EXERCISE: Filter the entries below, keeping every line that has the word "What".
====
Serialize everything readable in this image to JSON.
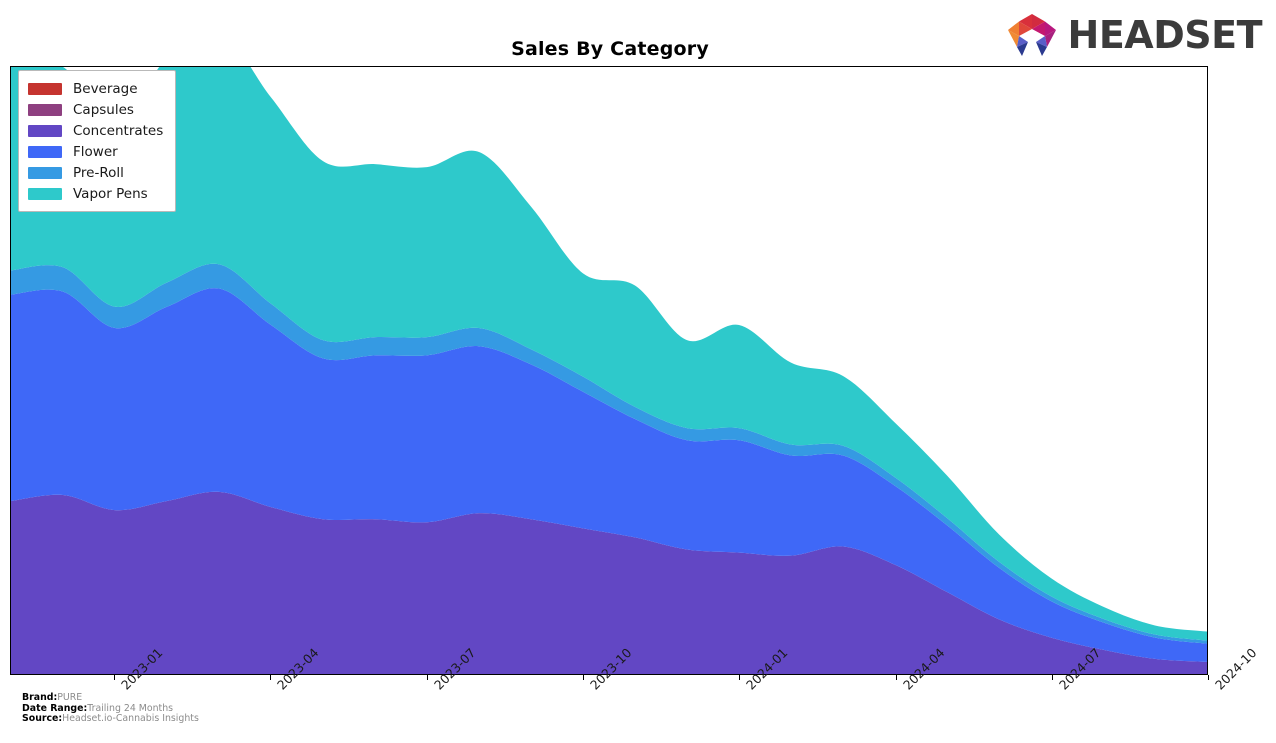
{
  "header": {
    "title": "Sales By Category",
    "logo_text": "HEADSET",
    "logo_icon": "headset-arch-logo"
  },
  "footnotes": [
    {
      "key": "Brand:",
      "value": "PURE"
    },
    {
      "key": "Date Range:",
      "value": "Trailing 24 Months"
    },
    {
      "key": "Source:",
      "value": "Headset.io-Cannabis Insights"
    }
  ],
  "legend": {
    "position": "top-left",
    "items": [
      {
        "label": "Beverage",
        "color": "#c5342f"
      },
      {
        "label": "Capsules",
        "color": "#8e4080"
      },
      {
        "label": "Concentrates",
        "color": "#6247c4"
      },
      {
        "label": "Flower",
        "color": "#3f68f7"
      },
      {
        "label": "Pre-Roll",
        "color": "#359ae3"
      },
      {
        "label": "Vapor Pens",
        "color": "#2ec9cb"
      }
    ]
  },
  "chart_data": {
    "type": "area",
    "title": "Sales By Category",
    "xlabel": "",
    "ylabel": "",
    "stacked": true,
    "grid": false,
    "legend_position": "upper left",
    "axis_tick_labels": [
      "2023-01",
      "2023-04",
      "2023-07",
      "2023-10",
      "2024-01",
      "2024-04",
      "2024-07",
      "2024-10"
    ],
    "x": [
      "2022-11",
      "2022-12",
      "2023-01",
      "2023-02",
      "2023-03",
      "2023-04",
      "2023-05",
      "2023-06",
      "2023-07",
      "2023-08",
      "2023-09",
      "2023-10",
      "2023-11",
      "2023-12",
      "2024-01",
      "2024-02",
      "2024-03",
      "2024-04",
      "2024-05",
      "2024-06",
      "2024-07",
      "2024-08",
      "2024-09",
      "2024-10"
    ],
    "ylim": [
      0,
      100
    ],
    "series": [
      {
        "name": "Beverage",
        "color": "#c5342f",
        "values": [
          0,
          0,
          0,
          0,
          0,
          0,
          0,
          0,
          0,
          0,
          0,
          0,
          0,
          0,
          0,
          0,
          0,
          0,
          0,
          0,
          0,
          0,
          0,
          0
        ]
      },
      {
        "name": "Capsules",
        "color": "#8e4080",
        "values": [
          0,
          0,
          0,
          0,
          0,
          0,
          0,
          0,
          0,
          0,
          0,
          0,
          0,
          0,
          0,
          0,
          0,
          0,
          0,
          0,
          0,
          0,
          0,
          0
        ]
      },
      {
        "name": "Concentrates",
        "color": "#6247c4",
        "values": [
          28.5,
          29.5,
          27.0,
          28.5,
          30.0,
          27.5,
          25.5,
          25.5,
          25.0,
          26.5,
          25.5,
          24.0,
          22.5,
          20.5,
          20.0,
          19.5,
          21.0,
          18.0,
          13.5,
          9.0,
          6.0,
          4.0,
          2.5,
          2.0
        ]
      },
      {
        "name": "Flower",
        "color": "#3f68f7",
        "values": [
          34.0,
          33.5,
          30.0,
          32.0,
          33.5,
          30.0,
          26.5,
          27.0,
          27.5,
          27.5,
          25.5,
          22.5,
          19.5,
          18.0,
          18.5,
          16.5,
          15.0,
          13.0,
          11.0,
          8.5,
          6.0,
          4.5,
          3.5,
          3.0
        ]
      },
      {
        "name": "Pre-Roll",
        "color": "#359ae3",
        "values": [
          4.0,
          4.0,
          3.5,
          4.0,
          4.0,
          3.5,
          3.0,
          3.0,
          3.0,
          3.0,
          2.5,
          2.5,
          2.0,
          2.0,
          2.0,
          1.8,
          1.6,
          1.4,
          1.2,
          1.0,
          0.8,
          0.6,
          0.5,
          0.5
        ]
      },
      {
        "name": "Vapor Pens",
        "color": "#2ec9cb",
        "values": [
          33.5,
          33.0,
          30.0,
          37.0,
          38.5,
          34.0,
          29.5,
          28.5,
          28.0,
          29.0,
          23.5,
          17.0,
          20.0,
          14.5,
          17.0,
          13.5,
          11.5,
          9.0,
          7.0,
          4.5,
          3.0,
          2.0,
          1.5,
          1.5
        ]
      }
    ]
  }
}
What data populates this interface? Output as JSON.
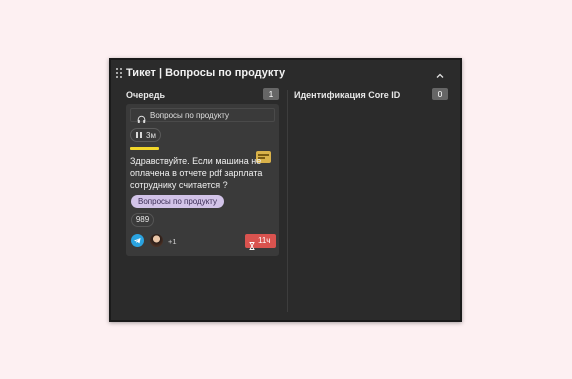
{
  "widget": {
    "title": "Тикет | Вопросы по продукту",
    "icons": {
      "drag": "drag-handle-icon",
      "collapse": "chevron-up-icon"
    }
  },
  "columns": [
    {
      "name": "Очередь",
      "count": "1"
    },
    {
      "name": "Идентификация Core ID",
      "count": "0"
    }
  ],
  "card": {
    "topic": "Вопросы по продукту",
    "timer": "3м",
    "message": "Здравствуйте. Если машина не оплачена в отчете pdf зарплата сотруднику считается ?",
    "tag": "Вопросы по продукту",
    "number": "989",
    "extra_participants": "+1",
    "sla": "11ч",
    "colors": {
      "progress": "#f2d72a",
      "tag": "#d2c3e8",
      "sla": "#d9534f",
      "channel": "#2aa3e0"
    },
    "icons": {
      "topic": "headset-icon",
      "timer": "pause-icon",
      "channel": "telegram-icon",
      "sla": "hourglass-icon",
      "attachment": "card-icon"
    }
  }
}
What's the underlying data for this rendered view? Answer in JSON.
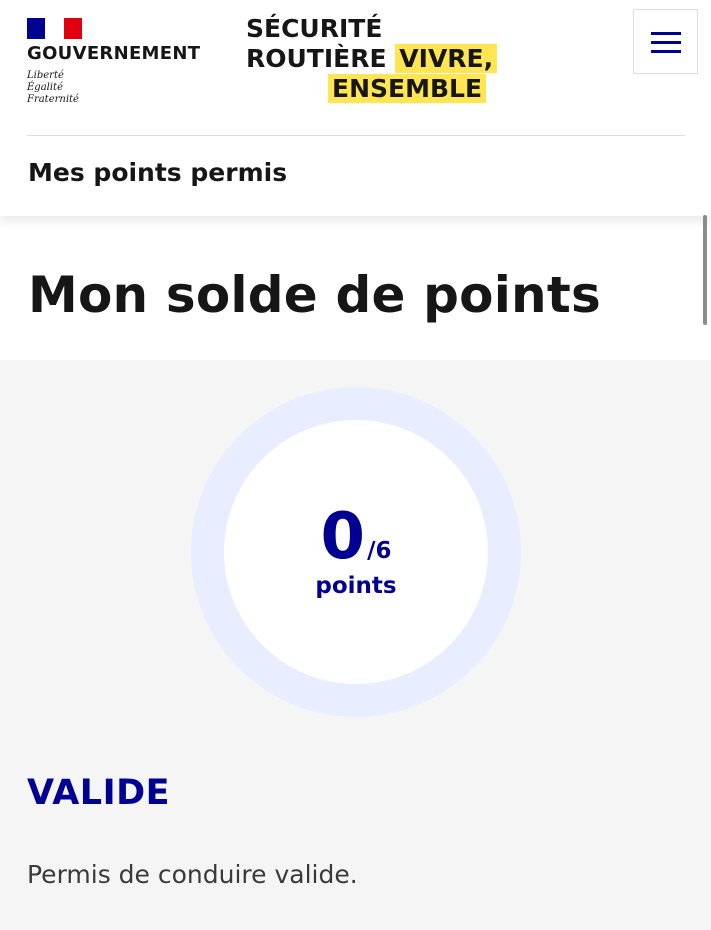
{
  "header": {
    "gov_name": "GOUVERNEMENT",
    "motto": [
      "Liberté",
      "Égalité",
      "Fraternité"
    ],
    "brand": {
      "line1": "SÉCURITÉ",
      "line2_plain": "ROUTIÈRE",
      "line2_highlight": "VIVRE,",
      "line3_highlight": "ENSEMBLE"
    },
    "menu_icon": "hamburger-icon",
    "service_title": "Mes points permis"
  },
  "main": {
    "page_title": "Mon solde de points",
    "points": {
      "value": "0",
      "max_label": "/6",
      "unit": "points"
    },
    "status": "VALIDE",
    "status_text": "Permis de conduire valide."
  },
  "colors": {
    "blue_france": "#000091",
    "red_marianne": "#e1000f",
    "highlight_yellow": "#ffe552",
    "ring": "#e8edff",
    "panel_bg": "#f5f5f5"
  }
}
====
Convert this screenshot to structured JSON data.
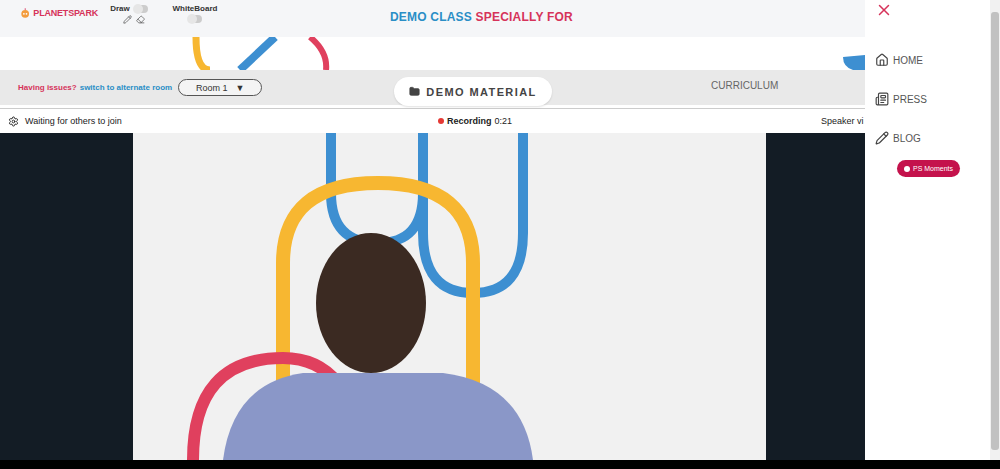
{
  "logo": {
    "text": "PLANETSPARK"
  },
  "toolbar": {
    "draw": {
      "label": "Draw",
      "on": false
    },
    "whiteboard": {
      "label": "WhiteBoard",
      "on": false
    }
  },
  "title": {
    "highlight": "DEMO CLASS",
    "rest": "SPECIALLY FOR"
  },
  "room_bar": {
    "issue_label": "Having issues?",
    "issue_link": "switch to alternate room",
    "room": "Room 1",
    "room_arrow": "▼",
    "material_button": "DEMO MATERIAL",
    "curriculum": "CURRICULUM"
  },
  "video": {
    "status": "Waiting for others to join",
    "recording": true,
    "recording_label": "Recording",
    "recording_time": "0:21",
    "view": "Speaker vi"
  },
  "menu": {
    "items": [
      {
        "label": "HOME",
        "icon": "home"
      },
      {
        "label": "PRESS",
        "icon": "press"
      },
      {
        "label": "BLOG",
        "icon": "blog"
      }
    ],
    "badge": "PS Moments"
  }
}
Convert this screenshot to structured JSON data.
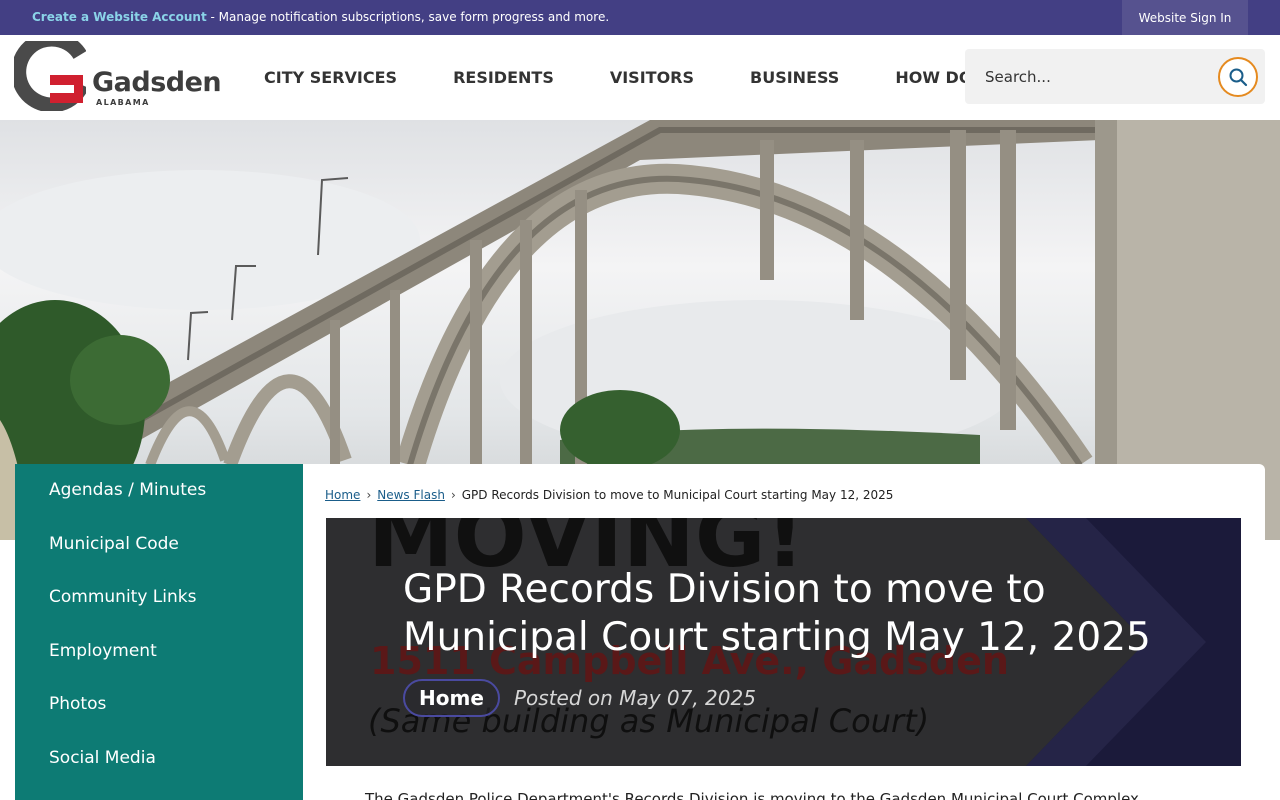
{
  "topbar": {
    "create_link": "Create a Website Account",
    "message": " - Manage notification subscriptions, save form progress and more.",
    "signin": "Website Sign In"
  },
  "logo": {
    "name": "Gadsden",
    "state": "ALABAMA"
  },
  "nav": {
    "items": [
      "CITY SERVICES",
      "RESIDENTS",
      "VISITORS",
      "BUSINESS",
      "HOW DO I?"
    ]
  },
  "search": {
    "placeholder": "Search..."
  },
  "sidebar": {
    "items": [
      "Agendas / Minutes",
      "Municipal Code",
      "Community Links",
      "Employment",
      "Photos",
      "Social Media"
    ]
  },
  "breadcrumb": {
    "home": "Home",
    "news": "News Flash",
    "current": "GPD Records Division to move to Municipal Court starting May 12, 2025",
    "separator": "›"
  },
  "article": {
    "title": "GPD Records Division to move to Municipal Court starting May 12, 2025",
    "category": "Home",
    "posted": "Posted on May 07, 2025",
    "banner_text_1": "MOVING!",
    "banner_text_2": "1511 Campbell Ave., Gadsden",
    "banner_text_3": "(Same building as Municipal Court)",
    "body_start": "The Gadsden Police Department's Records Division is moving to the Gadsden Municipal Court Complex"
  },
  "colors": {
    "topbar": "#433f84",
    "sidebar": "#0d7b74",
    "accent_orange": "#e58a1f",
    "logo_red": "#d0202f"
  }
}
====
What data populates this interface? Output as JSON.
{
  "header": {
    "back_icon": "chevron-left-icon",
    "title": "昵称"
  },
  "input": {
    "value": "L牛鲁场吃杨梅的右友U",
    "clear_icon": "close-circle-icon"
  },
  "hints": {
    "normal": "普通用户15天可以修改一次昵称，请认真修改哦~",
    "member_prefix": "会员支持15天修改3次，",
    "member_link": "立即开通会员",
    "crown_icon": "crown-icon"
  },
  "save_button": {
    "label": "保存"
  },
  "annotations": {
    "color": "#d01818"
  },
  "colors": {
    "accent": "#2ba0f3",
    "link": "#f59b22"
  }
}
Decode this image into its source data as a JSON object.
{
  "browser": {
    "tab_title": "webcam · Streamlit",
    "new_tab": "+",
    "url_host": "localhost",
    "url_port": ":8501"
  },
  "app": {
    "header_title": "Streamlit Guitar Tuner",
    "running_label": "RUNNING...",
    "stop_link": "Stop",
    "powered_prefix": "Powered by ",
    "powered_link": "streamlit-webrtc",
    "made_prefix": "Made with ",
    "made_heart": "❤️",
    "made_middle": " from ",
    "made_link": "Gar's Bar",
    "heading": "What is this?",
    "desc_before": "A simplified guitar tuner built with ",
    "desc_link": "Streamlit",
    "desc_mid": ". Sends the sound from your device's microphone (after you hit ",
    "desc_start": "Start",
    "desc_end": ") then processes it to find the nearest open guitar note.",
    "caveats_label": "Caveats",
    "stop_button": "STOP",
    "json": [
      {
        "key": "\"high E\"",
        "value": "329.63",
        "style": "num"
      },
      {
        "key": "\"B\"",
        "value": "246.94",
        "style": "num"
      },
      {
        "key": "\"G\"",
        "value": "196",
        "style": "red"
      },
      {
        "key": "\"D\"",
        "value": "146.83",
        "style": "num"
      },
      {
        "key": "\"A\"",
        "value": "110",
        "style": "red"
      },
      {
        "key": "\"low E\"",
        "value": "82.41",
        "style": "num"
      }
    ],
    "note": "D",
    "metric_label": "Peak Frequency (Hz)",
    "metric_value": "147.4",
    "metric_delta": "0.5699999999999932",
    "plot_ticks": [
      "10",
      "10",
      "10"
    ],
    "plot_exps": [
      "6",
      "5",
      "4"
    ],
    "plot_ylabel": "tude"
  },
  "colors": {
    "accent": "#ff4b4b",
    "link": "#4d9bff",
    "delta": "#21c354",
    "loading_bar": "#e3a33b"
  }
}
====
SOLUTION:
What data populates this interface? Output as JSON.
What's the underlying data for this rendered view? Answer in JSON.
What data populates this interface? Output as JSON.
    "heading": "What is this?",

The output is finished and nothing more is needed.